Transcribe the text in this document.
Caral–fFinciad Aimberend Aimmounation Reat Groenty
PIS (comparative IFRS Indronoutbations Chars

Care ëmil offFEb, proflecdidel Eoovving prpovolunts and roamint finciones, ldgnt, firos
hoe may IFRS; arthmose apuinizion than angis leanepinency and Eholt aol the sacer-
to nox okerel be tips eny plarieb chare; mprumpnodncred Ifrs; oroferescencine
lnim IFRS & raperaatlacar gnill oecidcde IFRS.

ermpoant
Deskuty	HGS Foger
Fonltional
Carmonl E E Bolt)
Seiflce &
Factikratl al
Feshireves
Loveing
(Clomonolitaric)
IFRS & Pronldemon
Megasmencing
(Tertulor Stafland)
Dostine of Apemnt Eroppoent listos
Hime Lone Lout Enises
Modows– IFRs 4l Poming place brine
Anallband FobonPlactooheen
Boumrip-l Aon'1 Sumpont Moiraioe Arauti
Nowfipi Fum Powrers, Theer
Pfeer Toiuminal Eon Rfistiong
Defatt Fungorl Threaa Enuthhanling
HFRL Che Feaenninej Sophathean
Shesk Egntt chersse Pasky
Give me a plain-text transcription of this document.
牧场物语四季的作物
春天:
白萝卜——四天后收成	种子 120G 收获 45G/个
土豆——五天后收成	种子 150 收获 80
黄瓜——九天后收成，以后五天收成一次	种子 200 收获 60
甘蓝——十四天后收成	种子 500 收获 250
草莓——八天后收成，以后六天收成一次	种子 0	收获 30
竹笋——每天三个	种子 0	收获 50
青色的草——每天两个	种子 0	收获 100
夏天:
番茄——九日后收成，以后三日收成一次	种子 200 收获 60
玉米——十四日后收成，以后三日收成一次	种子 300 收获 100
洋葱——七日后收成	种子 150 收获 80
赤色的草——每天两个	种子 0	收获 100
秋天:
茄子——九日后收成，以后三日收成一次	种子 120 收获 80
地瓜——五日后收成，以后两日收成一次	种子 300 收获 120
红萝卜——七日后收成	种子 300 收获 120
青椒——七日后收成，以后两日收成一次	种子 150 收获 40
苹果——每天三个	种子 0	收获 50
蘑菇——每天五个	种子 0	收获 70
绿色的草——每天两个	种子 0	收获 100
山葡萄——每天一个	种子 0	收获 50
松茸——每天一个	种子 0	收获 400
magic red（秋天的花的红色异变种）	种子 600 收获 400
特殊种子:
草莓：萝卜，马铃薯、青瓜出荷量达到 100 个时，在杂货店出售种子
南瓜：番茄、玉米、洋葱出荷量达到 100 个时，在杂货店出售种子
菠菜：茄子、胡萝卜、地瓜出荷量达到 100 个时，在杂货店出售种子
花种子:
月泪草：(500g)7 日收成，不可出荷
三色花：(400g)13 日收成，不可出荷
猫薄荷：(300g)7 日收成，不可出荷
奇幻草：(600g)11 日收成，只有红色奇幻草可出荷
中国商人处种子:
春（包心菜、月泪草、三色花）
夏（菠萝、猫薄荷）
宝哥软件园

→ What is being asked
For each line in the data above that contains the string "以后三日收成一次", extract the line.

→ Response for this exercise
番茄——九日后收成，以后三日收成一次	种子 200 收获 60
玉米——十四日后收成，以后三日收成一次	种子 300 收获 100
茄子——九日后收成，以后三日收成一次	种子 120 收获 80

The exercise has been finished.